**WHAT YOU HAVE TO DO:**
Return all the entries exactly, keeping pictures out.

**DATASET EXTRACT:**
########################################
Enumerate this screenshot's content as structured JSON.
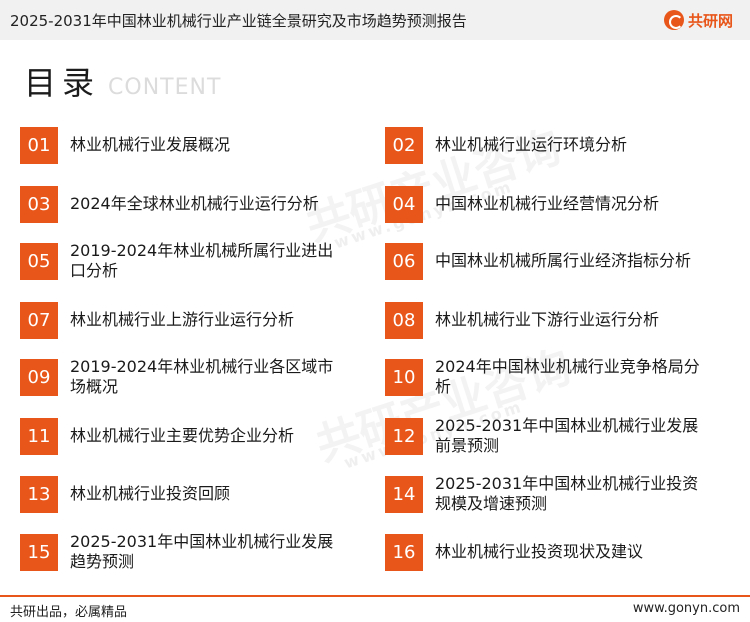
{
  "header": {
    "title": "2025-2031年中国林业机械行业产业链全景研究及市场趋势预测报告",
    "logo_text": "共研网"
  },
  "toc": {
    "title": "目录",
    "subtitle": "CONTENT",
    "items": [
      {
        "num": "01",
        "label": "林业机械行业发展概况"
      },
      {
        "num": "02",
        "label": "林业机械行业运行环境分析"
      },
      {
        "num": "03",
        "label": "2024年全球林业机械行业运行分析"
      },
      {
        "num": "04",
        "label": "中国林业机械行业经营情况分析"
      },
      {
        "num": "05",
        "label": "2019-2024年林业机械所属行业进出口分析"
      },
      {
        "num": "06",
        "label": "中国林业机械所属行业经济指标分析"
      },
      {
        "num": "07",
        "label": "林业机械行业上游行业运行分析"
      },
      {
        "num": "08",
        "label": "林业机械行业下游行业运行分析"
      },
      {
        "num": "09",
        "label": "2019-2024年林业机械行业各区域市场概况"
      },
      {
        "num": "10",
        "label": "2024年中国林业机械行业竞争格局分析"
      },
      {
        "num": "11",
        "label": "林业机械行业主要优势企业分析"
      },
      {
        "num": "12",
        "label": "2025-2031年中国林业机械行业发展前景预测"
      },
      {
        "num": "13",
        "label": "林业机械行业投资回顾"
      },
      {
        "num": "14",
        "label": "2025-2031年中国林业机械行业投资规模及增速预测"
      },
      {
        "num": "15",
        "label": "2025-2031年中国林业机械行业发展趋势预测"
      },
      {
        "num": "16",
        "label": "林业机械行业投资现状及建议"
      }
    ]
  },
  "watermark": {
    "text": "共研产业咨询",
    "url_text": "www.gonyn.com"
  },
  "footer": {
    "left": "共研出品，必属精品",
    "right": "www.gonyn.com"
  },
  "colors": {
    "accent": "#e8561a",
    "header_bg": "#f1f1f1"
  }
}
########################################
**SOLUTION TO THIS EXERCISE:**
Enumerate this screenshot's content as structured JSON.
{
  "header": {
    "title": "2025-2031年中国林业机械行业产业链全景研究及市场趋势预测报告",
    "logo_text": "共研网"
  },
  "toc": {
    "title": "目录",
    "subtitle": "CONTENT",
    "items": [
      {
        "num": "01",
        "label": "林业机械行业发展概况"
      },
      {
        "num": "02",
        "label": "林业机械行业运行环境分析"
      },
      {
        "num": "03",
        "label": "2024年全球林业机械行业运行分析"
      },
      {
        "num": "04",
        "label": "中国林业机械行业经营情况分析"
      },
      {
        "num": "05",
        "label": "2019-2024年林业机械所属行业进出口分析"
      },
      {
        "num": "06",
        "label": "中国林业机械所属行业经济指标分析"
      },
      {
        "num": "07",
        "label": "林业机械行业上游行业运行分析"
      },
      {
        "num": "08",
        "label": "林业机械行业下游行业运行分析"
      },
      {
        "num": "09",
        "label": "2019-2024年林业机械行业各区域市场概况"
      },
      {
        "num": "10",
        "label": "2024年中国林业机械行业竞争格局分析"
      },
      {
        "num": "11",
        "label": "林业机械行业主要优势企业分析"
      },
      {
        "num": "12",
        "label": "2025-2031年中国林业机械行业发展前景预测"
      },
      {
        "num": "13",
        "label": "林业机械行业投资回顾"
      },
      {
        "num": "14",
        "label": "2025-2031年中国林业机械行业投资规模及增速预测"
      },
      {
        "num": "15",
        "label": "2025-2031年中国林业机械行业发展趋势预测"
      },
      {
        "num": "16",
        "label": "林业机械行业投资现状及建议"
      }
    ]
  },
  "watermark": {
    "text": "共研产业咨询",
    "url_text": "www.gonyn.com"
  },
  "footer": {
    "left": "共研出品，必属精品",
    "right": "www.gonyn.com"
  },
  "colors": {
    "accent": "#e8561a",
    "header_bg": "#f1f1f1"
  }
}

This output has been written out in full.